Problem to work on: Where a line below holds the string "Salad", copy that line.

Stored records:
** BEGIN **
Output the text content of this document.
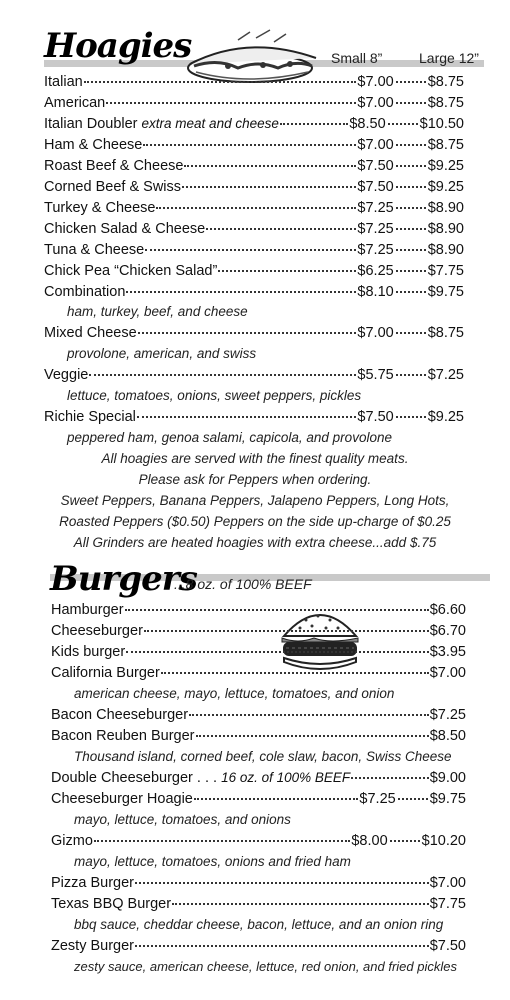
Hoagies	Small 8”	Large 12”
Italian	$7.00 $8.75
American	$7.00 $8.75
Italian Doubler extra meat and cheese	$8.50 $10.50
Ham & Cheese	$7.00 $8.75
Roast Beef & Cheese	$7.50 $9.25
Corned Beef & Swiss	$7.50 $9.25
Turkey & Cheese	$7.25 $8.90
Chicken Salad & Cheese	$7.25 $8.90
Tuna & Cheese	$7.25 $8.90
Chick Pea “Chicken Salad”	$6.25 $7.75
Combination	$8.10 $9.75
Mixed Cheese	$7.00 $8.75
Veggie	$5.75 $7.25
Richie Special	$7.50 $9.25
ham, turkey, beef, and cheese
provolone, american, and swiss
lettuce, tomatoes, onions, sweet peppers, pickles
peppered ham, genoa salami, capicola, and provolone
All hoagies are served with the finest quality meats.
Please ask for Peppers when ordering.
Sweet Peppers, Banana Peppers, Jalapeno Peppers, Long Hots,
Roasted Peppers ($0.50) Peppers on the side up-charge of $0.25
All Grinders are heated hoagies with extra cheese...add $.75
Burgers
...8 oz. of 100% BEEF
Hamburger	$6.60
Cheeseburger	$6.70
Kids burger	$3.95
California Burger	$7.00
Bacon Cheeseburger	$7.25
Bacon Reuben Burger	$8.50
Double Cheeseburger . . . 16 oz. of 100% BEEF	$9.00
Cheeseburger Hoagie	$7.25 $9.75
Gizmo	$8.00 $10.20
Pizza Burger	$7.00
Texas BBQ Burger	$7.75
Zesty Burger	$7.50
american cheese, mayo, lettuce, tomatoes, and onion
Thousand island, corned beef, cole slaw, bacon, Swiss Cheese
mayo, lettuce, tomatoes, and onions
mayo, lettuce, tomatoes, onions and fried ham
bbq sauce, cheddar cheese, bacon, lettuce, and an onion ring
zesty sauce, american cheese, lettuce, red onion, and fried pickles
** END **
Result for this task:
Chicken Salad & Cheese	$7.25 $8.90
Chick Pea “Chicken Salad”	$6.25 $7.75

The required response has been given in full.